[Extracts from a graphics dataset]
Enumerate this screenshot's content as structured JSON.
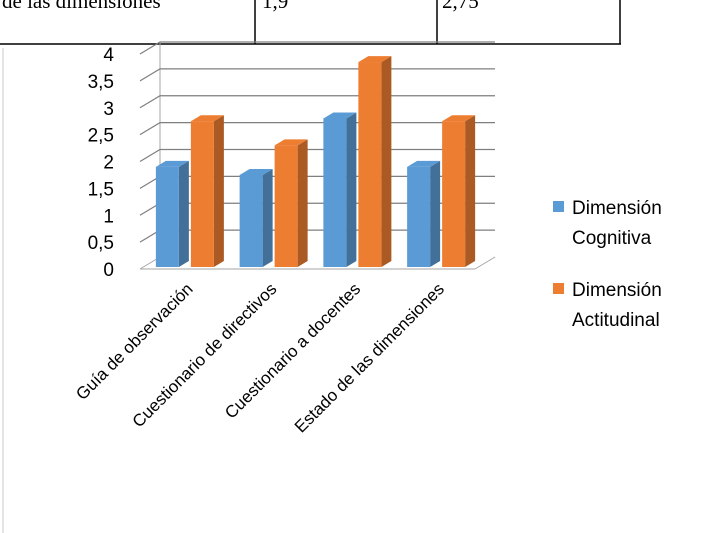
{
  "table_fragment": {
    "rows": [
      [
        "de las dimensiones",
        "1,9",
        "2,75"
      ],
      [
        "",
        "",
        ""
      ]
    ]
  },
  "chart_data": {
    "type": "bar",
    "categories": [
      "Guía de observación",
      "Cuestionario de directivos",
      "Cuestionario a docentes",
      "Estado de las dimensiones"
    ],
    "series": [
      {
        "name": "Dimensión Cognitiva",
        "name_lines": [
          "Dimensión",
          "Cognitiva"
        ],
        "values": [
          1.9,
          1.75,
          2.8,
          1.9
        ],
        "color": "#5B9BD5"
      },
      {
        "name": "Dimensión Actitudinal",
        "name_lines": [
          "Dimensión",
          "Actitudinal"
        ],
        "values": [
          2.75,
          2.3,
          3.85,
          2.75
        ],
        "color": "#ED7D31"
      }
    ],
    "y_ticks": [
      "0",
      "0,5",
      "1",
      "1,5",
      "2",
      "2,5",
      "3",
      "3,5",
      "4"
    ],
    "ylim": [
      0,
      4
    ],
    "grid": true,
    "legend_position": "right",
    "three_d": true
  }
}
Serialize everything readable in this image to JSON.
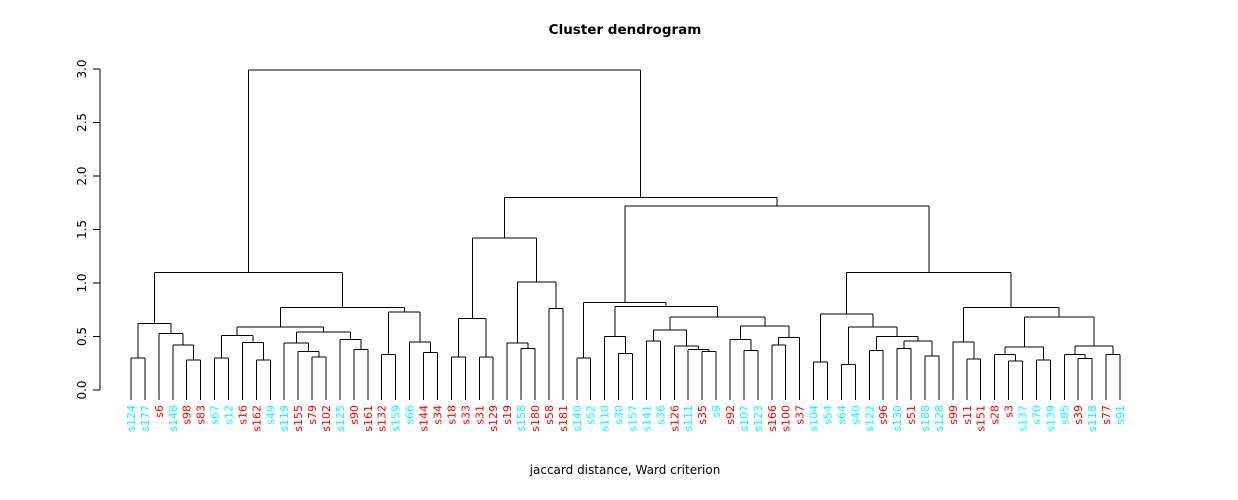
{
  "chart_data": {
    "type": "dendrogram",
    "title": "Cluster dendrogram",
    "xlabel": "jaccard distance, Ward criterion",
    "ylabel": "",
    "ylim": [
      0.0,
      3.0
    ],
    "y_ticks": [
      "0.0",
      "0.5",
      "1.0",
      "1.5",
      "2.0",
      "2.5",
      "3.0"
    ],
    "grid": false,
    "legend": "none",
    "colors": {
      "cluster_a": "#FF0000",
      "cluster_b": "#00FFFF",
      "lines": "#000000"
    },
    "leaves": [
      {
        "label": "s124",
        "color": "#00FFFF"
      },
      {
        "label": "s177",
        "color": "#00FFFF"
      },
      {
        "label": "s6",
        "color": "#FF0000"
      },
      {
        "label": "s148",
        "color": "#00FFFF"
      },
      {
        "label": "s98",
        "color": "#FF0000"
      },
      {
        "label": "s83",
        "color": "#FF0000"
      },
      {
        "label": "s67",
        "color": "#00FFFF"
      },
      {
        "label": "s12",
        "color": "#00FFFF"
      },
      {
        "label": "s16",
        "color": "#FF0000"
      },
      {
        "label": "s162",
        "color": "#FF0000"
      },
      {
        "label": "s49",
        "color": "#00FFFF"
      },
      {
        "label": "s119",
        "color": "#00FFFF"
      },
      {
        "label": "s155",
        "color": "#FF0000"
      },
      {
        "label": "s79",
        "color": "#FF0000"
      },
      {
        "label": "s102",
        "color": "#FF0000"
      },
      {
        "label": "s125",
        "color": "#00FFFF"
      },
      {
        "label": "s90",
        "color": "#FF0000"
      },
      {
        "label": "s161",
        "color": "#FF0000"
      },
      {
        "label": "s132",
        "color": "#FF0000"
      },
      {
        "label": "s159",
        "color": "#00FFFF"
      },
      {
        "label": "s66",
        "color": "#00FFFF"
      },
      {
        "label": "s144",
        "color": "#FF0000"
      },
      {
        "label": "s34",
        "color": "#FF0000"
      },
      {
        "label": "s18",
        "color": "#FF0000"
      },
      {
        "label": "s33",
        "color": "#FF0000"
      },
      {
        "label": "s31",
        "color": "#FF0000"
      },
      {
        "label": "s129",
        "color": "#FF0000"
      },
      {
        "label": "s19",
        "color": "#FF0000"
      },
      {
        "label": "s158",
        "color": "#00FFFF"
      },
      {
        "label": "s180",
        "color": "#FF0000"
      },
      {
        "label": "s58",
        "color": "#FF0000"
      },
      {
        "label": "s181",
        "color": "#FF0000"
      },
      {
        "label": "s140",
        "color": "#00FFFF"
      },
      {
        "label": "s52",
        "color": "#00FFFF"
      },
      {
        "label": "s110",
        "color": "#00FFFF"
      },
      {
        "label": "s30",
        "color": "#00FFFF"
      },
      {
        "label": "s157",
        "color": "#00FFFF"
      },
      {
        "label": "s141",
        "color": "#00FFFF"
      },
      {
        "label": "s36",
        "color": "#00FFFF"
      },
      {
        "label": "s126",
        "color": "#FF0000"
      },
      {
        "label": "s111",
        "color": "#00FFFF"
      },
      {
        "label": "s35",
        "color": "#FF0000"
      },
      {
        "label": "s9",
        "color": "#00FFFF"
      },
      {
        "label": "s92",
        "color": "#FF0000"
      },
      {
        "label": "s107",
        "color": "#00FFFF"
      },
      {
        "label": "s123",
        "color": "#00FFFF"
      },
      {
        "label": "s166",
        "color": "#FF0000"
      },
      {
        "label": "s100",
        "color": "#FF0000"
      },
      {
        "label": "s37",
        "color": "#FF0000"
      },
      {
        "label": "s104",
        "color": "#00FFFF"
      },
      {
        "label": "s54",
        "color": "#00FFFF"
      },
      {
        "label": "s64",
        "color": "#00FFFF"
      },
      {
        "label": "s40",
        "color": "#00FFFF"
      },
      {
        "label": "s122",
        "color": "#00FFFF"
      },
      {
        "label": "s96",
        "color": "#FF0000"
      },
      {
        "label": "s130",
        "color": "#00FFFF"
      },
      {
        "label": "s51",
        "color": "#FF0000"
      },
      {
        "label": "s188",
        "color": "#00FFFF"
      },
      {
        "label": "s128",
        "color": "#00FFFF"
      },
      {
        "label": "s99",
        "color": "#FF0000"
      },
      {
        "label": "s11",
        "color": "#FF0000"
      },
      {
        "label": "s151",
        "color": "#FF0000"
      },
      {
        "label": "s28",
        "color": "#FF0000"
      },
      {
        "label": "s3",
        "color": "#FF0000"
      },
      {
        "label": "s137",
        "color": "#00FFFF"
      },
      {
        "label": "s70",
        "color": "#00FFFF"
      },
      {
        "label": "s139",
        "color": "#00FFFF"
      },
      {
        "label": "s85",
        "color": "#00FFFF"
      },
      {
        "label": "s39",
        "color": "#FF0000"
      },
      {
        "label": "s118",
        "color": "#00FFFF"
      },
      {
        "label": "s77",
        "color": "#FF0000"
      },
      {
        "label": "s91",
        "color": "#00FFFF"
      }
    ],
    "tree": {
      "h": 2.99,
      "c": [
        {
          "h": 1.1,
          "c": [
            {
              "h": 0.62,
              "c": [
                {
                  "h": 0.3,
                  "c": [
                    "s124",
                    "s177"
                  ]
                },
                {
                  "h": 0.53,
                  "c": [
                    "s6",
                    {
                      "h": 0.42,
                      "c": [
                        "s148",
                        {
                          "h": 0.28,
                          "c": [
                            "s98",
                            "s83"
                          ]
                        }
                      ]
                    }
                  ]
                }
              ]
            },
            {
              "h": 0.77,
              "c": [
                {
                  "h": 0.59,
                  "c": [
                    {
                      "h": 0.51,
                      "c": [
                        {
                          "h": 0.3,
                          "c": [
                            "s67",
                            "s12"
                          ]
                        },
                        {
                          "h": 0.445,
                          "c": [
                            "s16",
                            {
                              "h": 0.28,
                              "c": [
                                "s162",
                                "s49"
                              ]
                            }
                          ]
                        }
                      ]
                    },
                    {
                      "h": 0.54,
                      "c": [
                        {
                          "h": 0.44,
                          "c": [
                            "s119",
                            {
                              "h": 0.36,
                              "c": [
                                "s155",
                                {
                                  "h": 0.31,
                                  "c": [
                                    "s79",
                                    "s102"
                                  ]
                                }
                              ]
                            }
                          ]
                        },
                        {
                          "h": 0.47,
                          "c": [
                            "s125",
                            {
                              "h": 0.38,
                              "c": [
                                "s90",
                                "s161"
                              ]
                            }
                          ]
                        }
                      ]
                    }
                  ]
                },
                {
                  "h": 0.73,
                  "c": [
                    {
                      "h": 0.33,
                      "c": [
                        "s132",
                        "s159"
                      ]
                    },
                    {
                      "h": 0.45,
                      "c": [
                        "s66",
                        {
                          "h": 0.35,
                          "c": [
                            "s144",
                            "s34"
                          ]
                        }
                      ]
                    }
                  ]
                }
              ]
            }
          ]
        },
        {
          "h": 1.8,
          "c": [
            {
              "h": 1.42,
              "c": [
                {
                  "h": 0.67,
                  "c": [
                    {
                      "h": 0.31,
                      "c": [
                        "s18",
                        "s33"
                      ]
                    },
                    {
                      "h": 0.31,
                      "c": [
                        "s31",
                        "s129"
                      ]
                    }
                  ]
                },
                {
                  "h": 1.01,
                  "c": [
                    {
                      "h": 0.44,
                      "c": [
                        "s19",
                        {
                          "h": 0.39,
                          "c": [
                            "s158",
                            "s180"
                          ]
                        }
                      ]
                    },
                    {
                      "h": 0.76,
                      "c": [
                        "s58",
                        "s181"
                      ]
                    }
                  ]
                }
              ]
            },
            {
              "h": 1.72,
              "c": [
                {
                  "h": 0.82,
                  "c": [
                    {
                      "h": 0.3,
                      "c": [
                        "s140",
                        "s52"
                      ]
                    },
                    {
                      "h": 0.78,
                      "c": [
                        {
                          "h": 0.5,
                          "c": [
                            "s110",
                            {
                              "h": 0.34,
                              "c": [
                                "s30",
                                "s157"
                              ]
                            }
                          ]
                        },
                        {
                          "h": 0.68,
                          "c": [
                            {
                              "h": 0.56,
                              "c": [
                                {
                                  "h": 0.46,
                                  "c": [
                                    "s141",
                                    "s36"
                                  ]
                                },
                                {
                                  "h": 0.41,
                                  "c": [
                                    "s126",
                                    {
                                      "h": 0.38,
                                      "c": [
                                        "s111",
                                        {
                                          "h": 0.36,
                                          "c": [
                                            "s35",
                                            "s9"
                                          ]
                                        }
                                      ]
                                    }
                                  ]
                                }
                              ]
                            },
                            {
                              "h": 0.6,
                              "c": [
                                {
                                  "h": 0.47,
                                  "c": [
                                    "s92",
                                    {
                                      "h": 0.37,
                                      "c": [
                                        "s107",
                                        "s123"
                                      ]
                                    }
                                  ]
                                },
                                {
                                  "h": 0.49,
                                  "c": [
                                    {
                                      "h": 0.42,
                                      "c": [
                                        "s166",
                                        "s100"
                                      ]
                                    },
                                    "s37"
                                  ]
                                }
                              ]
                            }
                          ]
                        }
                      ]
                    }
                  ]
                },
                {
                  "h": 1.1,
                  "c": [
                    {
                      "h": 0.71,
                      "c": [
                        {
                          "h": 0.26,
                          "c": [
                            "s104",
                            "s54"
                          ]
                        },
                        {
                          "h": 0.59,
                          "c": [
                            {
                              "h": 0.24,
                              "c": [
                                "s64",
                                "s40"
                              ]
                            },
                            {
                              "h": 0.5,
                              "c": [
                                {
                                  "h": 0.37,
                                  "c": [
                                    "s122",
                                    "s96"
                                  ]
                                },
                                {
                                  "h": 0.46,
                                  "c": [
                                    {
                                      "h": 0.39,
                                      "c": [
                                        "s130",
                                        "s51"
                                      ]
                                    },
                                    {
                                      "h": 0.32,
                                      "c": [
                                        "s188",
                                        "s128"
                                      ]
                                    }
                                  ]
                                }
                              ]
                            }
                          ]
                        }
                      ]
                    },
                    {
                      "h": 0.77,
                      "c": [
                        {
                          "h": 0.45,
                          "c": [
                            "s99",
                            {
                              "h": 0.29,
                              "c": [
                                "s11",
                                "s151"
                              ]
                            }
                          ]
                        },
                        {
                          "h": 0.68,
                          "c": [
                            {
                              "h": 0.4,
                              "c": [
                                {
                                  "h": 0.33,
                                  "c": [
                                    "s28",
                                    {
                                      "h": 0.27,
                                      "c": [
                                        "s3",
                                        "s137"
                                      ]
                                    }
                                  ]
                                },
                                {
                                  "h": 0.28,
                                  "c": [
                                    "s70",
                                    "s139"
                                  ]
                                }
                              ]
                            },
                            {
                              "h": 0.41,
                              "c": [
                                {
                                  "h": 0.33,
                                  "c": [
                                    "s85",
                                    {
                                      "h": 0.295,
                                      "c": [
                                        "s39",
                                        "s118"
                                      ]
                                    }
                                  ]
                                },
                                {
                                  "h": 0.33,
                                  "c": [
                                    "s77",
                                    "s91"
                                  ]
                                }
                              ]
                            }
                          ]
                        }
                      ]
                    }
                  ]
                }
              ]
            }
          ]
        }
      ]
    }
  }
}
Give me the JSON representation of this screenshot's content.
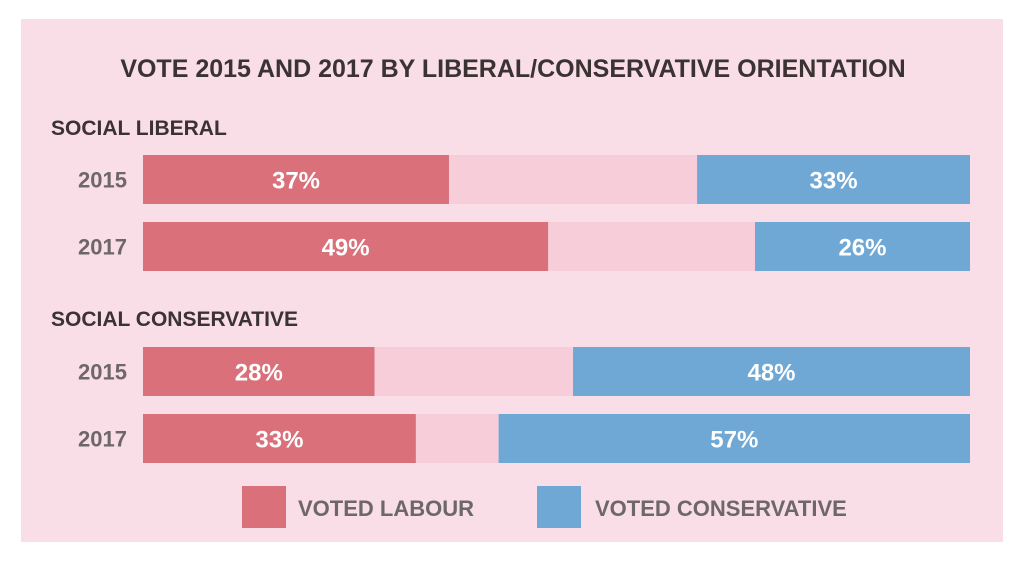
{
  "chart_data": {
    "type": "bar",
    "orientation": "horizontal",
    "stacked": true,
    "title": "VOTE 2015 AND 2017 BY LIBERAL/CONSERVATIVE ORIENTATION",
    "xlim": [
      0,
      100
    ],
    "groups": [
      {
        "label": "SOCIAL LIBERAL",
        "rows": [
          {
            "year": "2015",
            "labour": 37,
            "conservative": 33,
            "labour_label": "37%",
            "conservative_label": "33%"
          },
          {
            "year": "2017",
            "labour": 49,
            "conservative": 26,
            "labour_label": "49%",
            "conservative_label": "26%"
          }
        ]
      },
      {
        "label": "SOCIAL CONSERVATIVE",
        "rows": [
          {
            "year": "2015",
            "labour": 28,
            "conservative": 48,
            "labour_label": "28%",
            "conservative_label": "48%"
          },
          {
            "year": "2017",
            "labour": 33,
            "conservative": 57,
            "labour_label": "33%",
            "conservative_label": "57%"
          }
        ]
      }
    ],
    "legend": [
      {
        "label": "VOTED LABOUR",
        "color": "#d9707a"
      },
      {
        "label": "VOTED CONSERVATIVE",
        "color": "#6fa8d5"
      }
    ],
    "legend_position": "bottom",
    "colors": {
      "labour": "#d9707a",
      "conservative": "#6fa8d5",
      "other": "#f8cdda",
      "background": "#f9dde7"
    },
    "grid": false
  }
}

» **Task details**: Identify lines with the string "JSON". Copy each one.

» **Result**:
Enumerate this screenshot's content as structured JSON.
Serialize everything readable in this image to JSON.
Give me the JSON representation of this screenshot's content.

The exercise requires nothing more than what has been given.